Exercise instructions: Collect the lines of the entries where "Croissance" shows up.

╭─ Records

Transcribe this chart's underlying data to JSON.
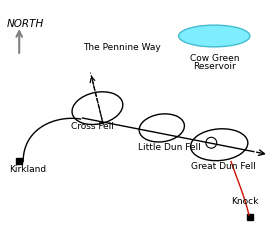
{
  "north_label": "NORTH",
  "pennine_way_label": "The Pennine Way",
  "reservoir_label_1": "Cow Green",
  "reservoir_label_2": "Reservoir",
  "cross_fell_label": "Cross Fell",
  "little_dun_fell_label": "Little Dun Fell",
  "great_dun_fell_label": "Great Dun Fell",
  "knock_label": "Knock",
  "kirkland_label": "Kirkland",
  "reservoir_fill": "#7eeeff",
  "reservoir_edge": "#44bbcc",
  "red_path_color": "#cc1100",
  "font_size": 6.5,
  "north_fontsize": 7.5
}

╰─
╭─ Records

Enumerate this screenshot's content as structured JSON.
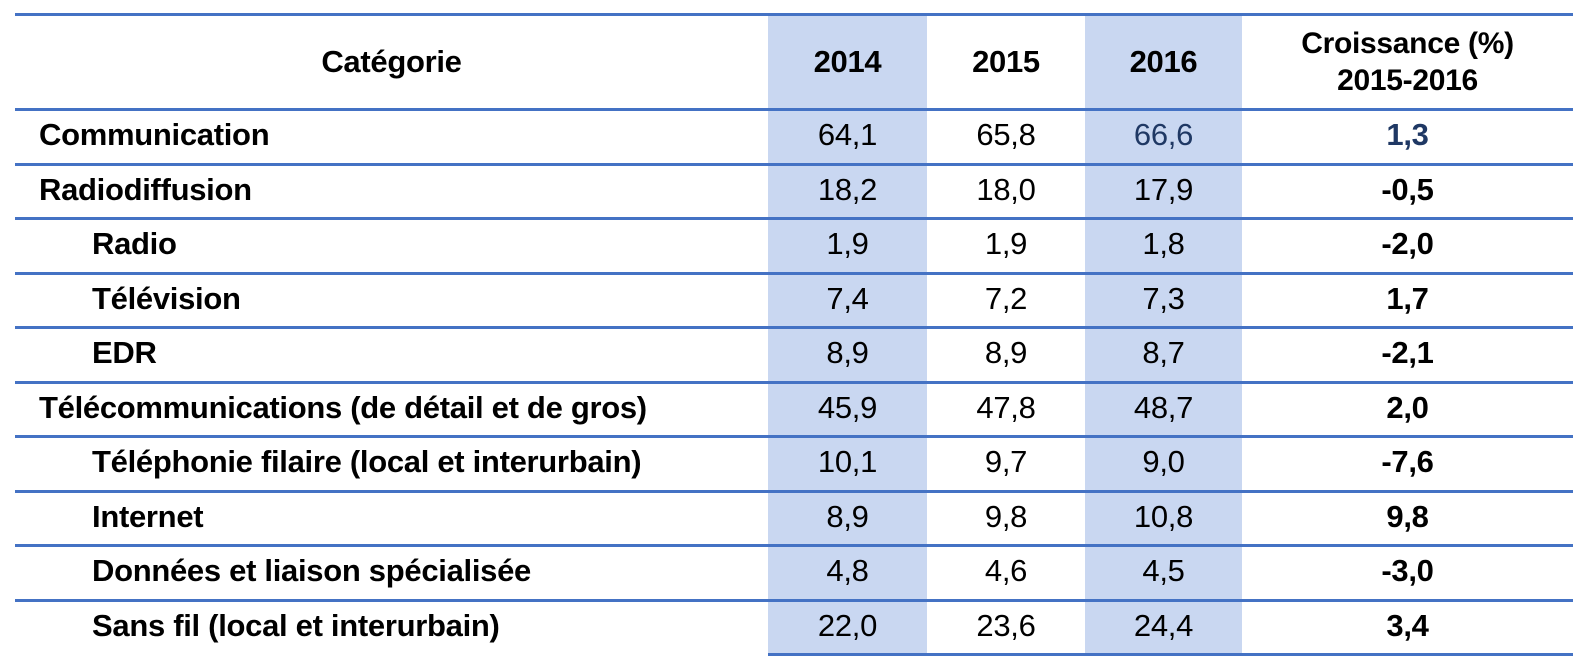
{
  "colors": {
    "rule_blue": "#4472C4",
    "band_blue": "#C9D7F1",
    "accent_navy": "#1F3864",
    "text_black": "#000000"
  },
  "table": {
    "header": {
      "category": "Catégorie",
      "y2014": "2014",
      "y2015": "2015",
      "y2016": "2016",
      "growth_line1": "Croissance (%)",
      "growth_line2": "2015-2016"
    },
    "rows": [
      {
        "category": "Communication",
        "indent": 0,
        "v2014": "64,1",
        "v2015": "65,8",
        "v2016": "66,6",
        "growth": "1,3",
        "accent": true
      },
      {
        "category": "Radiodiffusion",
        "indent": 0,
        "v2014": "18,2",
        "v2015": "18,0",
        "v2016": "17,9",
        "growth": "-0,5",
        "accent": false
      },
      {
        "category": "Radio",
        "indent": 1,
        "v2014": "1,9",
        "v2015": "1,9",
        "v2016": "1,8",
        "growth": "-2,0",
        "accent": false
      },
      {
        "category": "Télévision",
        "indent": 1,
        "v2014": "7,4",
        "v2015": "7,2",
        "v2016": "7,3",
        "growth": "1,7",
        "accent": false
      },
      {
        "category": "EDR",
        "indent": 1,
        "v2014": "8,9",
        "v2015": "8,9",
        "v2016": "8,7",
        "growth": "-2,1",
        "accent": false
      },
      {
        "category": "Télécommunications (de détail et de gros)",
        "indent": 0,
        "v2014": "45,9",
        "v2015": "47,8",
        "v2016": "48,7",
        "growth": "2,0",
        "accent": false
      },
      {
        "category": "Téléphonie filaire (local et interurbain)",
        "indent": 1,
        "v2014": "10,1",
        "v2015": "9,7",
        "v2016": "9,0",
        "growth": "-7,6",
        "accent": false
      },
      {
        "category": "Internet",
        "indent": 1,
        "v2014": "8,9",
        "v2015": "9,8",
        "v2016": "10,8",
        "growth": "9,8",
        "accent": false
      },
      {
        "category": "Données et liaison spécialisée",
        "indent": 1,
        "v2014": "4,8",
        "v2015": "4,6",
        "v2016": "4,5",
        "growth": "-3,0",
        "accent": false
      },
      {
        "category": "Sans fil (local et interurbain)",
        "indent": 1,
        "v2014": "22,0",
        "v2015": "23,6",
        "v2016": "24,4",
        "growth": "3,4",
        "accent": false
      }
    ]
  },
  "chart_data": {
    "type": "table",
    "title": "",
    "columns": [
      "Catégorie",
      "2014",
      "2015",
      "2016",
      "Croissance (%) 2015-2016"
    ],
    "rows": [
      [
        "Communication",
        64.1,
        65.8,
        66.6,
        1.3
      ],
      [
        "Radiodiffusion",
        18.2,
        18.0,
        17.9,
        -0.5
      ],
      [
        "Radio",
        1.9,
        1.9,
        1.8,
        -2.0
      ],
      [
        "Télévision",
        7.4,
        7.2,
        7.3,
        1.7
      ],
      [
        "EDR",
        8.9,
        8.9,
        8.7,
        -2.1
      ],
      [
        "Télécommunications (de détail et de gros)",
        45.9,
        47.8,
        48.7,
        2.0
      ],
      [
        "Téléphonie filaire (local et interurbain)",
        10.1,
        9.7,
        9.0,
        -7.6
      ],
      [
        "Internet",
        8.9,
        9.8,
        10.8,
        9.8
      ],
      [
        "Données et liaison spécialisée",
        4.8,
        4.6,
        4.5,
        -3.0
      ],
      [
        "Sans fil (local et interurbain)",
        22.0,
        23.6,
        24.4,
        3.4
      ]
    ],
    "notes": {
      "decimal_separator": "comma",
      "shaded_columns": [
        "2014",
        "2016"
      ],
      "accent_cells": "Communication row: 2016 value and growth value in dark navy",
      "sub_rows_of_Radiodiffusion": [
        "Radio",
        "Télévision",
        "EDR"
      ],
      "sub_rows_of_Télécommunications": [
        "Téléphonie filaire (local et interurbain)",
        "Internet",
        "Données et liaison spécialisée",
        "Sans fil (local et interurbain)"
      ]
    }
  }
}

╰─

Answer:
      "growth_line1": "Croissance (%)",
      "Croissance (%) 2015-2016"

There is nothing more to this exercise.